» WHAT IS ASKED
Find and copy every line in the records that includes the string "information".

» DATA EXTRACT

■ ■ ■ ■ ■ ■ ■

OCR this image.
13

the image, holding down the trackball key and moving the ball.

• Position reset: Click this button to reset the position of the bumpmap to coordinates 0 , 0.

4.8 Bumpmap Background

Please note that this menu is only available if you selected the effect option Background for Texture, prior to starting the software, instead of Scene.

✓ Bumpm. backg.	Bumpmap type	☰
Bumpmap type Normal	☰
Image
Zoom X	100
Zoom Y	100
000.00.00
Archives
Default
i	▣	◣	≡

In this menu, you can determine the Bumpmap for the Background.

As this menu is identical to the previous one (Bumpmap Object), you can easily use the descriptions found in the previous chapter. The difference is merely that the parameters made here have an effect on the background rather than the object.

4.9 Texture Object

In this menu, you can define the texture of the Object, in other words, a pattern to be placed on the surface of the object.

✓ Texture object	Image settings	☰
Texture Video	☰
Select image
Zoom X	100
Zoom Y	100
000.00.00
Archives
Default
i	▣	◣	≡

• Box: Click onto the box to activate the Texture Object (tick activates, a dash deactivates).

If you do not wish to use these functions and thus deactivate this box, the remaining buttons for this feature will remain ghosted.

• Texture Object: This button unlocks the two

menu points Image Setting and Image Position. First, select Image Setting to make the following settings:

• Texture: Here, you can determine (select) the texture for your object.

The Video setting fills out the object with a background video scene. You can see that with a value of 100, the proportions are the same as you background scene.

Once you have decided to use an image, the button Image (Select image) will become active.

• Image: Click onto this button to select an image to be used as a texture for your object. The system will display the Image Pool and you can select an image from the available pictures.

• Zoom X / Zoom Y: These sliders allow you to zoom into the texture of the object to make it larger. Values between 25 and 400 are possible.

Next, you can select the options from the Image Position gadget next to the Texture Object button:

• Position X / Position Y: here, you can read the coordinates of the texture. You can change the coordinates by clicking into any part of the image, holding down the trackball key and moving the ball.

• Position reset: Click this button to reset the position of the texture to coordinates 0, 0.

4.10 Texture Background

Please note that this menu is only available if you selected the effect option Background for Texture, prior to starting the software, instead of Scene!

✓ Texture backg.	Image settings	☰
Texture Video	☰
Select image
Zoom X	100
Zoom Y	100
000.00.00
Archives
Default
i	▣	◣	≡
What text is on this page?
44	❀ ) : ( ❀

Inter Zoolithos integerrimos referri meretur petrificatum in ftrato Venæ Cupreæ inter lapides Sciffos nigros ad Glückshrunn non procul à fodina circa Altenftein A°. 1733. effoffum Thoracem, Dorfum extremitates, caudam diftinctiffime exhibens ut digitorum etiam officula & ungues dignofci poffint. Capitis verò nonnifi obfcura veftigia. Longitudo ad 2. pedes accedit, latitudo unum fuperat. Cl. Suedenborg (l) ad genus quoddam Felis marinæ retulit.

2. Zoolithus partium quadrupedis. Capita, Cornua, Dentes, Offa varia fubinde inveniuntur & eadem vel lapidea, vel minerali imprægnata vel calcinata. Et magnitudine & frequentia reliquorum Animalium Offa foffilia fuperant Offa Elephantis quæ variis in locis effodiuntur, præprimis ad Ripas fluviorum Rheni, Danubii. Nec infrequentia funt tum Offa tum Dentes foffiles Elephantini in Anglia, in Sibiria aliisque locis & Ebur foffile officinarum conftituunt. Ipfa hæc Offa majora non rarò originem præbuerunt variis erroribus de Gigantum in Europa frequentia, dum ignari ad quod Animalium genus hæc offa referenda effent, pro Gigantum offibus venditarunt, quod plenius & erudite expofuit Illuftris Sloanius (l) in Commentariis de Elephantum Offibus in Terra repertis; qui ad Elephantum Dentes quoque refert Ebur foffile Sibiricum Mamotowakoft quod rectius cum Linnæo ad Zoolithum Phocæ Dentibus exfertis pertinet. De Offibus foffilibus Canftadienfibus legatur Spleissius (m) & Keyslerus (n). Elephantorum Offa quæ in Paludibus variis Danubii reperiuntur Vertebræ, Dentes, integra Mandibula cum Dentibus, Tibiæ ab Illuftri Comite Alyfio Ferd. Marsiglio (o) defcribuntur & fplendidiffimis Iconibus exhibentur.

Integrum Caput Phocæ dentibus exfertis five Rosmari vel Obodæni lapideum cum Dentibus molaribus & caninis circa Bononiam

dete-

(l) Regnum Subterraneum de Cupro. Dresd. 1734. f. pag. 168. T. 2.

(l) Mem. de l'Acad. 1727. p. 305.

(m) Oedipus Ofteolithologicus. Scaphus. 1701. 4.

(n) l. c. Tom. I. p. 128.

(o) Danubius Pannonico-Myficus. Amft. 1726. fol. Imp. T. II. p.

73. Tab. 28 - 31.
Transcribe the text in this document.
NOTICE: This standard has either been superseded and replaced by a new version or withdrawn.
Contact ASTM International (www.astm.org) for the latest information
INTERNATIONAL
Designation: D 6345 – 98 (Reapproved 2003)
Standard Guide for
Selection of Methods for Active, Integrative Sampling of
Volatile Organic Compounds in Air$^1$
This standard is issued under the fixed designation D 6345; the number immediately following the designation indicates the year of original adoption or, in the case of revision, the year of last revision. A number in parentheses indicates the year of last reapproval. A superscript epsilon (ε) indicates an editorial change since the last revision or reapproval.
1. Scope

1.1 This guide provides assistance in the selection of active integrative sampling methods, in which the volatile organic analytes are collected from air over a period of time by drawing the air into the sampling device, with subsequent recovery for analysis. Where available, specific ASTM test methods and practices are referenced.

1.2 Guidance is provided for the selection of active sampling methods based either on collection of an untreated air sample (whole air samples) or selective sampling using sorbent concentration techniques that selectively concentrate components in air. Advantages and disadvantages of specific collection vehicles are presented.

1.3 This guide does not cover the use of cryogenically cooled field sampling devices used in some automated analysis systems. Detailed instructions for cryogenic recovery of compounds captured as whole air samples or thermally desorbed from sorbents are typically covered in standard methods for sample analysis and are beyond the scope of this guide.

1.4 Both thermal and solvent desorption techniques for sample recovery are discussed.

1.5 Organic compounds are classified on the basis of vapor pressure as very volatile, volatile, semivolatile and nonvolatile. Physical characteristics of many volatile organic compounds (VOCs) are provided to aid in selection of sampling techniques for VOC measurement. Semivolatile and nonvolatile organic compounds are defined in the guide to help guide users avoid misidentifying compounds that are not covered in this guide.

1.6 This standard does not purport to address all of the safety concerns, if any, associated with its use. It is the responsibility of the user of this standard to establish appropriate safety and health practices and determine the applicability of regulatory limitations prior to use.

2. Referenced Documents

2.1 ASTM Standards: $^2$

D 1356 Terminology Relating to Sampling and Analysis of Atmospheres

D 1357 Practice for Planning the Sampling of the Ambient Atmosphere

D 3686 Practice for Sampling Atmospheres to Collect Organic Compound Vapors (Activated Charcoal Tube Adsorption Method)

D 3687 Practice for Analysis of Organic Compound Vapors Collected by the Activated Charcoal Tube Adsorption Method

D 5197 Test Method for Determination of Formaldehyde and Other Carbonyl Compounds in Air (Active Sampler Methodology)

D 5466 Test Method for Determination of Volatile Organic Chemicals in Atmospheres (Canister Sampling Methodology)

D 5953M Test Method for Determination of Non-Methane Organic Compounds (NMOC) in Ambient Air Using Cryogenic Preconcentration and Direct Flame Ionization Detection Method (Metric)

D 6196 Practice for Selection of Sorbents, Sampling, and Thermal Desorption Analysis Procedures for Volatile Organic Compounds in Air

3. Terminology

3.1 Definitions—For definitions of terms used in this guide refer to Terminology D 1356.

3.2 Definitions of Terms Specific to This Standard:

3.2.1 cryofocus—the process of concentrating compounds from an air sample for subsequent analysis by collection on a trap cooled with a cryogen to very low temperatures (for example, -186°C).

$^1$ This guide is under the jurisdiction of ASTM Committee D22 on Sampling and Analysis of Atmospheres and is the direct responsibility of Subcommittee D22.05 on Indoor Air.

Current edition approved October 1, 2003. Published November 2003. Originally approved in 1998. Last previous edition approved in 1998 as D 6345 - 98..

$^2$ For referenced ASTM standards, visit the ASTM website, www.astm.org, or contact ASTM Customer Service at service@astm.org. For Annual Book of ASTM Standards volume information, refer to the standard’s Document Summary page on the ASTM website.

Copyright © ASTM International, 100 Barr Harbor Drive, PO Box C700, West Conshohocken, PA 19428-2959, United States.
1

■ ■ ■ ■ ■ ■ ■

» IN RESPONSE
Contact ASTM International (www.astm.org) for the latest information
$^2$ For referenced ASTM standards, visit the ASTM website, www.astm.org, or contact ASTM Customer Service at service@astm.org. For Annual Book of ASTM Standards volume information, refer to the standard’s Document Summary page on the ASTM website.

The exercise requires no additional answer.